TASK DIRECTIONS:
Write the material out again exactly as it stands.

Lines of data:
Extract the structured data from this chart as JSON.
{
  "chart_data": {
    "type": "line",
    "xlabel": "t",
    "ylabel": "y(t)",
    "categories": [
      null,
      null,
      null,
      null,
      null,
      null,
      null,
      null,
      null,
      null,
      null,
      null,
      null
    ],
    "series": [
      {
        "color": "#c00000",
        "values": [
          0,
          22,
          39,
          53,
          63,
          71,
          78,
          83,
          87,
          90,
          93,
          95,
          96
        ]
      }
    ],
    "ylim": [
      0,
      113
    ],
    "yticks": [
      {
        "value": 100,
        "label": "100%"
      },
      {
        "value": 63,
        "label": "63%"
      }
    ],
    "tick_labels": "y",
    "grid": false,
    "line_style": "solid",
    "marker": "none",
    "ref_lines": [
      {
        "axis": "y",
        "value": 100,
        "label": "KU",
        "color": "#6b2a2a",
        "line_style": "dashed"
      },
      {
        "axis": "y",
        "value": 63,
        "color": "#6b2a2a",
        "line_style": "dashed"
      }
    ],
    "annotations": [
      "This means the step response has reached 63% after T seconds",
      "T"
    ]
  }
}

REPLY TO THE TASK:
Extract the structured data from this chart as JSON.
{
  "chart_data": {
    "type": "line",
    "xlabel": "t",
    "ylabel": "y(t)",
    "categories": [
      null,
      null,
      null,
      null,
      null,
      null,
      null,
      null,
      null,
      null,
      null,
      null,
      null
    ],
    "series": [
      {
        "color": "#c00000",
        "values": [
          0,
          22,
          39,
          53,
          63,
          71,
          78,
          83,
          87,
          90,
          93,
          95,
          96
        ]
      }
    ],
    "ylim": [
      0,
      113
    ],
    "yticks": [
      {
        "value": 100,
        "label": "100%"
      },
      {
        "value": 63,
        "label": "63%"
      }
    ],
    "tick_labels": "y",
    "grid": false,
    "line_style": "solid",
    "marker": "none",
    "ref_lines": [
      {
        "axis": "y",
        "value": 100,
        "label": "KU",
        "color": "#6b2a2a",
        "line_style": "dashed"
      },
      {
        "axis": "y",
        "value": 63,
        "color": "#6b2a2a",
        "line_style": "dashed"
      }
    ],
    "annotations": [
      "This means the step response has reached 63% after T seconds",
      "T"
    ]
  }
}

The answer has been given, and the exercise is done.